▶ _EXCERPTED TEXT_:
○ ○ ○ ○
Creation of False Color Ratio Maps of Lunar Features:

Producing your own images:

     The geology and mineral composition of the moon can be studied with a small amateur telescope and multiple broadband filters.  I use broadband filters with band centers at 400, 450, 500, 550, 600, 650, 700, 750, 780, 850, 905, 950 and 1000 nm with average bandwidths of about 30-40 nm.  Silicon based CCD cameras are not typically sensitive much beyond 1000 nm. The images must be very carefully aligned to each other to subpixel accuracy.  This would be difficult to do manually manipulating the images in a program like Photoshop. A program specifically designed for this purpose, like Mira Pro 7 can be used if 16 bit manipulation is required, however a freeware program like Blink Comparator (see links submenu) serves very well for 8 bit images. 

 Image Calibration:

         A good way to begin is to image a lunar feature using broadband filters centered at 415, 750, 900, 950, and 1000 nm. These are commonly called 5 filter images. They should be obtained at a phase angle of between roughly 20 to 50 degrees (i.e. not to far from full moon) because of phase reddening artifact that occurs at larger phase angles. The Apollo 16 landing site must be imaged first (medium power or high power is fine but one selected it must not be changed during the imaging session). Optimal exposure times can be determined for each of the five filters while imaging the Apollo 16 landing site. Exposure time will necessarily increase as the filter wavelength increases. However, the exposure times selected for each particular filter must be used for all lunar features subsequently imaged during that imaging session.

     Images are calibrated by dividing filter images of the lunar feature of interest by the average greyscale value of the Apollo 16 landing site (an area of about 20 square kilometers can be selected for greyscale averaging at the Apollo 16 landing site). They are then multiplied by the value recorded for the filter center wavelength (with 1.0 added) available on the USGS PDS node and listed as the Adam's Apollo 16 specimen 62231 datafile. This is available at: http://pds-geosciences.wustl.edu/missions/lunarspec/index.htm. This data is directional hemispheric data and is used to calibrate telescope images.  Bidirectional reflectance data is also available at this site and is used to calibrate lunar probe data. It is possible to use the bidirectional reflectance data provided that the telescope images are converted to bidirectional reflectance at standard viewing geometry (e=30, i=0). After calibration, the images are co-registered using a program like Blink Comparator or MiroPro7 so that when superimposed on each other the lunar features will be in perfect alignment. It is also possible to use Photoshop for image co-registration, but it must be done very accurately. Calibrated images that have been co-registered can be used to prepare ratio images as described below. The resulting ratio images will be very similar to those obtained from calibrated Clementine images (except that their resolution will naturally be lower). Ratio images produced can be fine tuned aesthetically by slight adjustment of contrast and color saturation of the final image.  One word of caution however... Clementine images were of small areas of the lunar surface and when larger mosaic images were made from Clementine data, an absolute calibration taking lunar curvature, surface roughness, and other factors  into account had to be performed.
○ ○ ○ ○
Data lines

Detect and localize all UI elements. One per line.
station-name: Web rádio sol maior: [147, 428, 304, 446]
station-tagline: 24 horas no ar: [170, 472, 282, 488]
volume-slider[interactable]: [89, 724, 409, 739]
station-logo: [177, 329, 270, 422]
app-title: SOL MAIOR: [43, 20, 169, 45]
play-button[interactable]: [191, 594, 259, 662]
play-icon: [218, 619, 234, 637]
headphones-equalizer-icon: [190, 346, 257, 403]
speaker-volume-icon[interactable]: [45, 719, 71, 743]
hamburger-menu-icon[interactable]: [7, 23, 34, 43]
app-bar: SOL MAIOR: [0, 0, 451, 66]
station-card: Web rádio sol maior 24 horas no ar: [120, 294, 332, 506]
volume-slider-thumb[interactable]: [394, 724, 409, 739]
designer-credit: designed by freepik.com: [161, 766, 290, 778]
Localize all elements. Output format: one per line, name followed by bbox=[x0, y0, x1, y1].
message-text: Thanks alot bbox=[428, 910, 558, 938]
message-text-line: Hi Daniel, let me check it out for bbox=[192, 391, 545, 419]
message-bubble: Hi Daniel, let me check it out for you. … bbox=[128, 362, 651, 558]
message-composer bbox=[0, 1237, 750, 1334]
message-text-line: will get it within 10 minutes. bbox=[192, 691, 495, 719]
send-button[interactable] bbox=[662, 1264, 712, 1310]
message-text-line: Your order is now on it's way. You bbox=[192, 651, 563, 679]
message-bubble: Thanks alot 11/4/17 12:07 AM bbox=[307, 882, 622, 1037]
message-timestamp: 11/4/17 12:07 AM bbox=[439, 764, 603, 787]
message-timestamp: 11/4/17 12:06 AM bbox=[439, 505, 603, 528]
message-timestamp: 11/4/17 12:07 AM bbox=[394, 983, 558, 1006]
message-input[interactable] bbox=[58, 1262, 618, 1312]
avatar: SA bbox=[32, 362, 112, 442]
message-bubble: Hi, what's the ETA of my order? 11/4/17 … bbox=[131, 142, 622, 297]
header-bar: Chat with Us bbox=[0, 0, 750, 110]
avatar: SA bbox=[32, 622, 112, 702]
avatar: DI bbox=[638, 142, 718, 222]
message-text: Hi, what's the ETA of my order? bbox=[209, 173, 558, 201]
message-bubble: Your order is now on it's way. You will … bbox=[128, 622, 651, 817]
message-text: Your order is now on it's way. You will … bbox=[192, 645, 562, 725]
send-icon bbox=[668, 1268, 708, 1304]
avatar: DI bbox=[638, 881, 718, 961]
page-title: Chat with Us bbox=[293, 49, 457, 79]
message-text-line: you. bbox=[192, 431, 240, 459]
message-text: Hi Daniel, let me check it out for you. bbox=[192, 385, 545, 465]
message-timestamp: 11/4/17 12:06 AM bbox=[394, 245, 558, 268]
○ ○ ○ ○
▶ _TASK INSTRUCTIONS_:
a) Which filter center wavelengths does the lunar imaging text give for the set of filters it calls 5 filter images?
b) Reproduce the listing word for word, from its first line through the line with "station-card: Web rádio".

▶ _RESPONSES FOR EACH TASK_:
a) 415 nm, 750 nm, 900 nm, 950 nm, and 1000 nm.

b)
Detect and localize all UI elements. One per line.
station-name: Web rádio sol maior: [147, 428, 304, 446]
station-tagline: 24 horas no ar: [170, 472, 282, 488]
volume-slider[interactable]: [89, 724, 409, 739]
station-logo: [177, 329, 270, 422]
app-title: SOL MAIOR: [43, 20, 169, 45]
play-button[interactable]: [191, 594, 259, 662]
play-icon: [218, 619, 234, 637]
headphones-equalizer-icon: [190, 346, 257, 403]
speaker-volume-icon[interactable]: [45, 719, 71, 743]
hamburger-menu-icon[interactable]: [7, 23, 34, 43]
app-bar: SOL MAIOR: [0, 0, 451, 66]
station-card: Web rádio sol maior 24 horas no ar: [120, 294, 332, 506]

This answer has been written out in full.